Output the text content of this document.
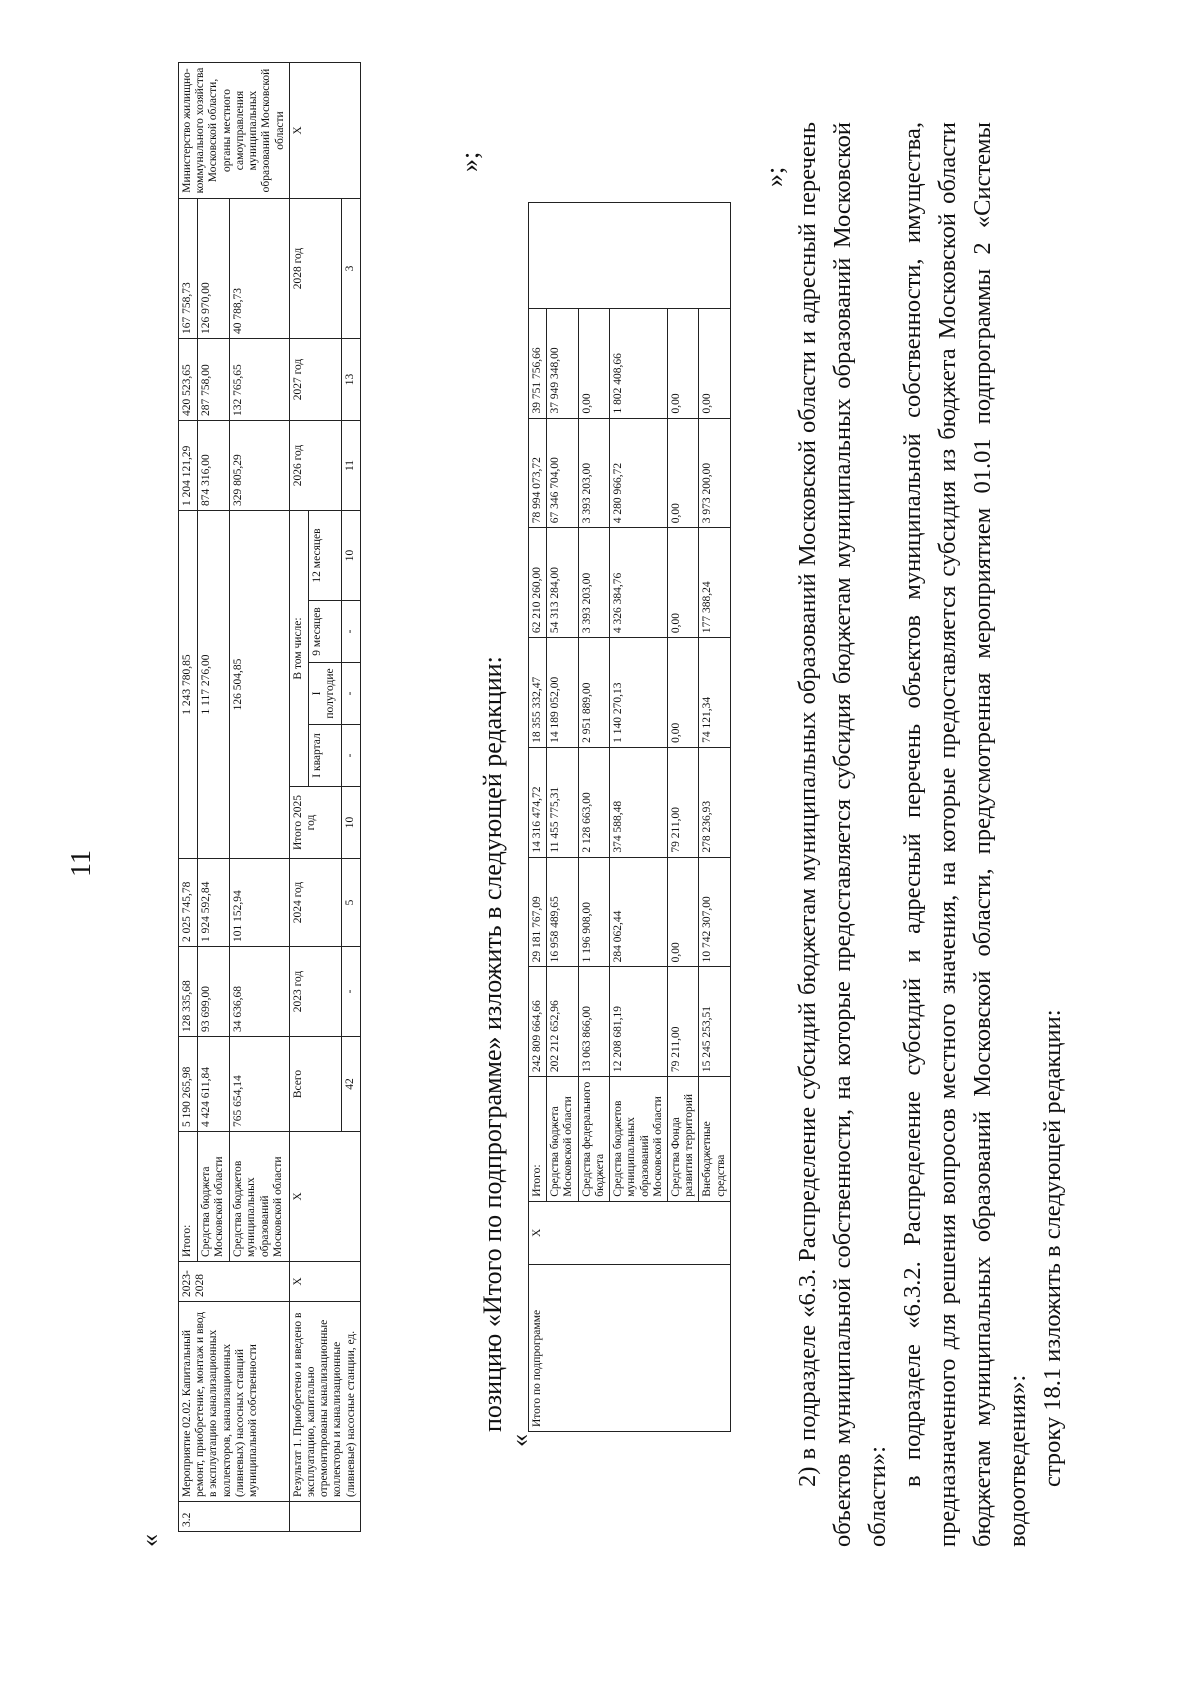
11
«
3.2	Мероприятие 02.02. Капитальный ремонт, приобретение, монтаж и ввод в эксплуатацию канализационных коллекторов, канализационных (ливневых) насосных станций муниципальной собственности	2023-2028	Итого:	5 190 265,98	128 335,68	2 025 745,78	1 243 780,85					1 204 121,29	420 523,65	167 758,73	Министерство жилищно-коммунального хозяйства Московской области, органы местного самоуправления муниципальных образований Московской области
			Средства бюджета Московской области	4 424 611,84	93 699,00	1 924 592,84	1 117 276,00					874 316,00	287 758,00	126 970,00	
			Средства бюджетов муниципальных образований Московской области	765 654,14	34 636,68	101 152,94	126 504,85					329 805,29	132 765,65	40 788,73	
	Результат 1. Приобретено и введено в эксплуатацию, капитально отремонтированы канализационные коллекторы и канализационные (ливневые) насосные станции, ед.	X	X	Всего	2023 год	2024 год	Итого 2025 год	В том числе:				2026 год	2027 год	2028 год	X
								I квартал	I полугодие	9 месяцев	12 месяцев				
				42	-	5	10	-	-	-	10	11	13	3	
»;
позицию «Итого по подпрограмме» изложить в следующей редакции:
«
Итого по подпрограмме	X	Итого:	242 809 664,66	29 181 767,09	14 316 474,72	18 355 332,47	62 210 260,00	78 994 073,72	39 751 756,66	
		Средства бюджета Московской области	202 212 652,96	16 958 489,65	11 455 775,31	14 189 052,00	54 313 284,00	67 346 704,00	37 949 348,00	
		Средства федерального бюджета	13 063 866,00	1 196 908,00	2 128 663,00	2 951 889,00	3 393 203,00	3 393 203,00	0,00	
		Средства бюджетов муниципальных образований Московской области	12 208 681,19	284 062,44	374 588,48	1 140 270,13	4 326 384,76	4 280 966,72	1 802 408,66	
		Средства Фонда развития территорий	79 211,00	0,00	79 211,00	0,00	0,00	0,00	0,00	
		Внебюджетные средства	15 245 253,51	10 742 307,00	278 236,93	74 121,34	177 388,24	3 973 200,00	0,00	
»; 2) в подразделе «6.3. Распределение субсидий бюджетам муниципальных образований Московской области и адресный перечень объектов муниципальной собственности, на которые предоставляется субсидия бюджетам муниципальных образований Московской области»:
в подразделе «6.3.2. Распределение субсидий и адресный перечень объектов муниципальной собственности, имущества, предназначенного для решения вопросов местного значения, на которые предоставляется субсидия из бюджета Московской области бюджетам муниципальных образований Московской области, предусмотренная мероприятием 01.01 подпрограммы 2 «Системы водоотведения»: строку 18.1 изложить в следующей редакции:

● ● ● ●

Pull out all lines containing the word "адресный" from the entries above.

▸ **FULL OUTPUT**:
»; 2) в подразделе «6.3. Распределение субсидий бюджетам муниципальных образований Московской области и адресный перечень объектов муниципальной собственности, на которые предоставляется субсидия бюджетам муниципальных образований Московской области»:
в подразделе «6.3.2. Распределение субсидий и адресный перечень объектов муниципальной собственности, имущества, предназначенного для решения вопросов местного значения, на которые предоставляется субсидия из бюджета Московской области бюджетам муниципальных образований Московской области, предусмотренная мероприятием 01.01 подпрограммы 2 «Системы водоотведения»: строку 18.1 изложить в следующей редакции:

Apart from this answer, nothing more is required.